GIVEN ENTRIES

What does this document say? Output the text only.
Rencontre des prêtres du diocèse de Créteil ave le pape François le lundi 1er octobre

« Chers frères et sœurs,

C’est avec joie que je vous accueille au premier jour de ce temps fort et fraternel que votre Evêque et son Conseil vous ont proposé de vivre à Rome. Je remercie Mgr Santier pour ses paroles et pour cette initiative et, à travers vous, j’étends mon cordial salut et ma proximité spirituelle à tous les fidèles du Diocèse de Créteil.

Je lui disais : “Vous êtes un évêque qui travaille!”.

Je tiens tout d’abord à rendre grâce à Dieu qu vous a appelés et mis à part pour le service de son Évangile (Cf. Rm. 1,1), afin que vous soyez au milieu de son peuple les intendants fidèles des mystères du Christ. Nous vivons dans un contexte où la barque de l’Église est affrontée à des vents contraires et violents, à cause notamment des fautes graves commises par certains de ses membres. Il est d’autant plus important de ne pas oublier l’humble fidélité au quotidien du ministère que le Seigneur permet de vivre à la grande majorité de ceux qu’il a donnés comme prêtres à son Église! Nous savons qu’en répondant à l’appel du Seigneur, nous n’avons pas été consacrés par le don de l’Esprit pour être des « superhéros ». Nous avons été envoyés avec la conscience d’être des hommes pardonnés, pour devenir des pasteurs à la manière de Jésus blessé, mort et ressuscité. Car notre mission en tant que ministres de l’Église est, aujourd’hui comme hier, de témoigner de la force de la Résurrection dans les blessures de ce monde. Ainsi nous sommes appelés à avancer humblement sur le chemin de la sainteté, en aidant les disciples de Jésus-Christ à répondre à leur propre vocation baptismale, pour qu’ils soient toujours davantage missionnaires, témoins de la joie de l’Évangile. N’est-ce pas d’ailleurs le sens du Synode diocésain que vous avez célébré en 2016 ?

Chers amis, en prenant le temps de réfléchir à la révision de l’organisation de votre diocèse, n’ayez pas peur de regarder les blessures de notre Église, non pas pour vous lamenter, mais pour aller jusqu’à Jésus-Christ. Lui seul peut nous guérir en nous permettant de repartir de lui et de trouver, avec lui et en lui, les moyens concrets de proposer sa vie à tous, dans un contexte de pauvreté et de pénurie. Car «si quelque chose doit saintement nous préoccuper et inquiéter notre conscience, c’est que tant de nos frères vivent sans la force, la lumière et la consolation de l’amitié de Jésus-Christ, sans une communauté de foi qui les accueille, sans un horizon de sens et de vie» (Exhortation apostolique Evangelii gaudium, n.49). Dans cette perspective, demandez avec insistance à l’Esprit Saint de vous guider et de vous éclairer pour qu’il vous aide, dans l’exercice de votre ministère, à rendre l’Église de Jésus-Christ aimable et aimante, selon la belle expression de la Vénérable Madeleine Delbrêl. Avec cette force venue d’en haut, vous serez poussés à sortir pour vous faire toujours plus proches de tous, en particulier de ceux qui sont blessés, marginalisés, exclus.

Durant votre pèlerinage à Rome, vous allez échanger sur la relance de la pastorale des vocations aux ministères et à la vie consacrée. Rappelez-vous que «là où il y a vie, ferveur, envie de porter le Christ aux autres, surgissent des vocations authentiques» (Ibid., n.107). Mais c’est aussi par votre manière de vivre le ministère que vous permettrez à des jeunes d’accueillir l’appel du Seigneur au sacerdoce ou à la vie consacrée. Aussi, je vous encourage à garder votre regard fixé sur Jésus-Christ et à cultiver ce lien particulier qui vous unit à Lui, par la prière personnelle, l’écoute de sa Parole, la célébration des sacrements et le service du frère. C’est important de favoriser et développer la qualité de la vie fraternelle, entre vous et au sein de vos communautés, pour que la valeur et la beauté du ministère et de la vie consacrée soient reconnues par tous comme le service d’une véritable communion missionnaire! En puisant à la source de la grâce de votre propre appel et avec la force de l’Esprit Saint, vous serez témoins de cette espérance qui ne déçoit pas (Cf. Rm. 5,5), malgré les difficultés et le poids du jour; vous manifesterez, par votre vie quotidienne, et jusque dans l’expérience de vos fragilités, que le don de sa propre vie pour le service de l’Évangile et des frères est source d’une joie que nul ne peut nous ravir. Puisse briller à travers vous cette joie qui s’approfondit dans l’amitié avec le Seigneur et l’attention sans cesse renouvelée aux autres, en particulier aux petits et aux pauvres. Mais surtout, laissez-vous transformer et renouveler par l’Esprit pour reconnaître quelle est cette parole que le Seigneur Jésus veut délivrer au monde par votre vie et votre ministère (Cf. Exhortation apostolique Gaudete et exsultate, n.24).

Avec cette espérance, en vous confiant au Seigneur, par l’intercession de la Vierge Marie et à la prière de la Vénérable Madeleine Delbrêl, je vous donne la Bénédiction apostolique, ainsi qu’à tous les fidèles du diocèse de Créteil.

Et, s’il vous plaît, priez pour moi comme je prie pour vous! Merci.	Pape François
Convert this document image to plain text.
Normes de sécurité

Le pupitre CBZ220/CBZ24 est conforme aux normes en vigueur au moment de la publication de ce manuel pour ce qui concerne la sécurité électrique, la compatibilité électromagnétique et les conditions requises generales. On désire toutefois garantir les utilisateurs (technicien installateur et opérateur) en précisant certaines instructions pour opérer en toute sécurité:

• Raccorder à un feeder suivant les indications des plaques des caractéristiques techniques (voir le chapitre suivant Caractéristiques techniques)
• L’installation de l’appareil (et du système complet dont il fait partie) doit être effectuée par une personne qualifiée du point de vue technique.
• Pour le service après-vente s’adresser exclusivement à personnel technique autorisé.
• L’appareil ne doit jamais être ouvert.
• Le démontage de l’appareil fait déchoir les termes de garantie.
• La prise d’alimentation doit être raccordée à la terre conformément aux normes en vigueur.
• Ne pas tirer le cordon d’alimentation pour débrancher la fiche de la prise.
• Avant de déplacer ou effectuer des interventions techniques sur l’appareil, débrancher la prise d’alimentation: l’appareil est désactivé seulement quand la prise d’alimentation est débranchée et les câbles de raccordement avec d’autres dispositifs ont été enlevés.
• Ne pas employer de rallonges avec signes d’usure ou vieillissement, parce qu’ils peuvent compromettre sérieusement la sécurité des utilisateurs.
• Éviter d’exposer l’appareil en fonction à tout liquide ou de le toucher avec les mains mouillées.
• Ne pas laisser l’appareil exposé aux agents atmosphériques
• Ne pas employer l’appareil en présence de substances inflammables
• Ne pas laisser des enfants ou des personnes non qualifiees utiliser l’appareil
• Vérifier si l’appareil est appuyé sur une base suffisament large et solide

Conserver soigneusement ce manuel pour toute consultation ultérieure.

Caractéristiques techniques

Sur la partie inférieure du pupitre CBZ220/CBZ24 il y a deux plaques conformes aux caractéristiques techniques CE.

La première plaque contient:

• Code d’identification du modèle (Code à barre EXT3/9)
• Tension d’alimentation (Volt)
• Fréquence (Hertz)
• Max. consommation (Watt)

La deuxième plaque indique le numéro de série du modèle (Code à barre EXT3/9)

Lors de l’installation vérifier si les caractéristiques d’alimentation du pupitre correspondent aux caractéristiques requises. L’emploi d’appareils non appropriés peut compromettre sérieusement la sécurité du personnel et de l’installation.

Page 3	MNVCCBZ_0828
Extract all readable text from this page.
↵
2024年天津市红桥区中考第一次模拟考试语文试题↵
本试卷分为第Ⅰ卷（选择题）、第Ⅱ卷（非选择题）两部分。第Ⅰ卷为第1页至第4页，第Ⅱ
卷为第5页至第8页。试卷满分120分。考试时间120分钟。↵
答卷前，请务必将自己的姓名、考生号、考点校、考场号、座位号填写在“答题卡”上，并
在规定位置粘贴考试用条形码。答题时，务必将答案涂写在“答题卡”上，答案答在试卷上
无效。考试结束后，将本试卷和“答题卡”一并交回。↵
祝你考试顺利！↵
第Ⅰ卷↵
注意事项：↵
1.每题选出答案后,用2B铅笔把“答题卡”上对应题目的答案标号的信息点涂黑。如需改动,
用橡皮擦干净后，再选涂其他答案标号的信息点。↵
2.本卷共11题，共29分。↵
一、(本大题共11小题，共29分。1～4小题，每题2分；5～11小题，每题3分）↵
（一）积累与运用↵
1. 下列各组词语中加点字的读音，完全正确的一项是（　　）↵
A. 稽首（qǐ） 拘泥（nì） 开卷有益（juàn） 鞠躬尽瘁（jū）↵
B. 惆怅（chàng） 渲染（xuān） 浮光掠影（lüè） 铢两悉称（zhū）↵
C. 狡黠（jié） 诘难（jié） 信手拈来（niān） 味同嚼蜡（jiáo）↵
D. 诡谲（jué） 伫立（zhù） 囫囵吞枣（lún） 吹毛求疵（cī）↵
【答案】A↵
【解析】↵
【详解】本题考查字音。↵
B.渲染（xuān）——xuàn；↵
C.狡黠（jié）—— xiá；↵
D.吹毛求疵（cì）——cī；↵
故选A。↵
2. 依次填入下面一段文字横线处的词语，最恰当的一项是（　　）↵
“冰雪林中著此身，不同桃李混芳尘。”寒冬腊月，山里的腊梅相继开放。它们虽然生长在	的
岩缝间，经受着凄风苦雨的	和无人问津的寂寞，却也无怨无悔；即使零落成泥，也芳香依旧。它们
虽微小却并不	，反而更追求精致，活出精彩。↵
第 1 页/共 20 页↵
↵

STATED EXERCISE
Select the lines from the entries that include the word "pupitre".

EXPECTED ANSWER
Le pupitre CBZ220/CBZ24 est conforme aux normes en vigueur au moment de la publication de ce manuel pour ce qui concerne la sécurité électrique, la compatibilité électromagnétique et les conditions requises generales. On désire toutefois garantir les utilisateurs (technicien installateur et opérateur) en précisant certaines instructions pour opérer en toute sécurité:
Sur la partie inférieure du pupitre CBZ220/CBZ24 il y a deux plaques conformes aux caractéristiques techniques CE.
Lors de l’installation vérifier si les caractéristiques d’alimentation du pupitre correspondent aux caractéristiques requises. L’emploi d’appareils non appropriés peut compromettre sérieusement la sécurité du personnel et de l’installation.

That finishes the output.